>> Start Exercise material
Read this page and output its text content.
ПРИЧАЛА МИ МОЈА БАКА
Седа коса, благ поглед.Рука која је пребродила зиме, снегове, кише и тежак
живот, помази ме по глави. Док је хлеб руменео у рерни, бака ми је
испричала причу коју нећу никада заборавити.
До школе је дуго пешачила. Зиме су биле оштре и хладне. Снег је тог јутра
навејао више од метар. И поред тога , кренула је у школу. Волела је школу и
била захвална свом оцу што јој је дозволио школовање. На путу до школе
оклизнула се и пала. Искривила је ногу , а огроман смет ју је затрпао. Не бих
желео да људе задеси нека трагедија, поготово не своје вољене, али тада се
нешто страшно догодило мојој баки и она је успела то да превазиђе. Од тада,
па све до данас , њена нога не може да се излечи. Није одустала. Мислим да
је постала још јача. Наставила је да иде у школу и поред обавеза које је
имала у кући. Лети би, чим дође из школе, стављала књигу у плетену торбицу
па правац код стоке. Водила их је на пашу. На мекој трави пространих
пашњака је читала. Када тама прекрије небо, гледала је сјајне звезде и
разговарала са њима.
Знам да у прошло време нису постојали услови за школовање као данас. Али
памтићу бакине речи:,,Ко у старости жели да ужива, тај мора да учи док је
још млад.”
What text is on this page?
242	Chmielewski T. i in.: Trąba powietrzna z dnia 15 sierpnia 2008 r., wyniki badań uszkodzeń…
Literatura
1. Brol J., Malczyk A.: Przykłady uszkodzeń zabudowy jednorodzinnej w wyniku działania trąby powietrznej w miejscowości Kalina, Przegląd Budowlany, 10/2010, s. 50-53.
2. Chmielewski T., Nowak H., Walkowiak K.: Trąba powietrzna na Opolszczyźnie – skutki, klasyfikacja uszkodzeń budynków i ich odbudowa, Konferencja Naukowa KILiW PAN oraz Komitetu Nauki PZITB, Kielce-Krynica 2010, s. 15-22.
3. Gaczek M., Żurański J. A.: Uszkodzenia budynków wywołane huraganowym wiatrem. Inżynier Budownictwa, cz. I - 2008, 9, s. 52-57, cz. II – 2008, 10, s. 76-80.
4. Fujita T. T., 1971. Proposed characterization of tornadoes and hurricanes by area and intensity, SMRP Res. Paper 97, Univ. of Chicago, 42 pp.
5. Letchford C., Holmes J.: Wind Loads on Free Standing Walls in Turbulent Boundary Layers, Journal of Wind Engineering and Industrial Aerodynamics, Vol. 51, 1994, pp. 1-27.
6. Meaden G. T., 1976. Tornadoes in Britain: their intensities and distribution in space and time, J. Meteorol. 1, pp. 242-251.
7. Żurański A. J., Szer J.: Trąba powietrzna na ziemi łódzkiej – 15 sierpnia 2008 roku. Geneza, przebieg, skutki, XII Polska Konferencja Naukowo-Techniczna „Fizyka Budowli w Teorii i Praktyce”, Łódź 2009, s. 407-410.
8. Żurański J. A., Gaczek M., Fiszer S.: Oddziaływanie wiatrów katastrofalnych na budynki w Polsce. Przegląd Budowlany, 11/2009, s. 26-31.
>> End Exercise material
In the entries above, find every line with the word "данас" and list it.

* _The reply_:
па све до данас , њена нога не може да се излечи. Није одустала. Мислим да
Знам да у прошло време нису постојали услови за школовање као данас. Али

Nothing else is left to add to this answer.